DIRECTIONS FOR THIS TASK: Extract all lines that hold "JSON" from the records below.

►

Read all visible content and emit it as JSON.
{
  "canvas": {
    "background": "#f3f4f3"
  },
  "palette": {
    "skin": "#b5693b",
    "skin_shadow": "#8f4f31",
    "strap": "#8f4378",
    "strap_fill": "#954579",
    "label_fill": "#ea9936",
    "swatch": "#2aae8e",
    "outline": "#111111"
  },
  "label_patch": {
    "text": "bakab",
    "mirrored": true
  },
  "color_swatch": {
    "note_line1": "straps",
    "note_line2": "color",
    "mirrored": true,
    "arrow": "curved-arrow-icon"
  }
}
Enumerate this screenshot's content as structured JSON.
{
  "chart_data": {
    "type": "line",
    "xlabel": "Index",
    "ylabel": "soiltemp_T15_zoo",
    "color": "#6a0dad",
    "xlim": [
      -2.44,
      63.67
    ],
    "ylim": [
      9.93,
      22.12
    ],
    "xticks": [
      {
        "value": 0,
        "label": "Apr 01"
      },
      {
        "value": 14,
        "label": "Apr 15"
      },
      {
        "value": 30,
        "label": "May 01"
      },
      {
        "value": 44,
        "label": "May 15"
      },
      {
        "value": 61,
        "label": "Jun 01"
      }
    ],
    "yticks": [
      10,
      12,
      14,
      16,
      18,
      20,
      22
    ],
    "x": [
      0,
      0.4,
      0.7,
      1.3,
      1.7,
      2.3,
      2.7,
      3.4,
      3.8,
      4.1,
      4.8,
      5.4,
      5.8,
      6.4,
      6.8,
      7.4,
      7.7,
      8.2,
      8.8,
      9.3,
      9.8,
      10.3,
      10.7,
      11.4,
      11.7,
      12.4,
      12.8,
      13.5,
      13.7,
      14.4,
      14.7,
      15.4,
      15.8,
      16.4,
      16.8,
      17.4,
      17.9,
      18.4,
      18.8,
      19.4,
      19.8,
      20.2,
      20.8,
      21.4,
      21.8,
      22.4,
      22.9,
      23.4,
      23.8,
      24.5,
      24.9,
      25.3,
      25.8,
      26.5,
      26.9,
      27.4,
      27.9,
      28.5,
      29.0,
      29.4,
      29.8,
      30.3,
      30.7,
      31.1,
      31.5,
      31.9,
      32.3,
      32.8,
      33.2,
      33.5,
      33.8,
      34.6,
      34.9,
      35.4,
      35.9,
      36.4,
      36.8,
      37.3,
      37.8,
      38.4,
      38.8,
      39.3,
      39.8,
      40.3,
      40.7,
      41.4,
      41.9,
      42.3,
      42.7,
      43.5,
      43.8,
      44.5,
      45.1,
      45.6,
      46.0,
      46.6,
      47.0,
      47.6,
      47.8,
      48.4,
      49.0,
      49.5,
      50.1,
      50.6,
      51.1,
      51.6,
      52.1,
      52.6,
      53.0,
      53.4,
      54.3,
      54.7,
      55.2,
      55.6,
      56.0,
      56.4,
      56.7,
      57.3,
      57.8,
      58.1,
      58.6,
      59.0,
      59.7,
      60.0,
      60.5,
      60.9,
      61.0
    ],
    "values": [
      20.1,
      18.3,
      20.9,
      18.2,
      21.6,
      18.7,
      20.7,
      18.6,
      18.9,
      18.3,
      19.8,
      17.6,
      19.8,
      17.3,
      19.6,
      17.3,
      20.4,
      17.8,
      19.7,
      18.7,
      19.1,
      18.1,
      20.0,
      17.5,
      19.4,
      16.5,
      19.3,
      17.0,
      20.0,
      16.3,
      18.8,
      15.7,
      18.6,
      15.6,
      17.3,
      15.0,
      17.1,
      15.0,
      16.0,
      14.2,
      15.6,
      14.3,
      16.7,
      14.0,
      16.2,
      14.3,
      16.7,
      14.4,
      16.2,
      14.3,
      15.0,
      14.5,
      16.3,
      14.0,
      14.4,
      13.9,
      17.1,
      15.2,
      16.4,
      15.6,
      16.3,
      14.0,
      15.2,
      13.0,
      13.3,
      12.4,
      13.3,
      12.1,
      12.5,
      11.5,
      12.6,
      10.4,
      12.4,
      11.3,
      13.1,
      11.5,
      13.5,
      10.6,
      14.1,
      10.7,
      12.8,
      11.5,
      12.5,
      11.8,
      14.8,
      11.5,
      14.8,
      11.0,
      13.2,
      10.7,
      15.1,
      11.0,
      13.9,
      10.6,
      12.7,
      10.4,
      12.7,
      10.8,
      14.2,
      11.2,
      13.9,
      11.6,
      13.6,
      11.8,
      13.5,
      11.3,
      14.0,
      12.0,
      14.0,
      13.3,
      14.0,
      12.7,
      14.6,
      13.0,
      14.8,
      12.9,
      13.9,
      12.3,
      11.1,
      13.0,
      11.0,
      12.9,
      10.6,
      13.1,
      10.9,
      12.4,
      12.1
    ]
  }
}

◄

RESPONSE BELOW:
Read all visible content and emit it as JSON.
Enumerate this screenshot's content as structured JSON.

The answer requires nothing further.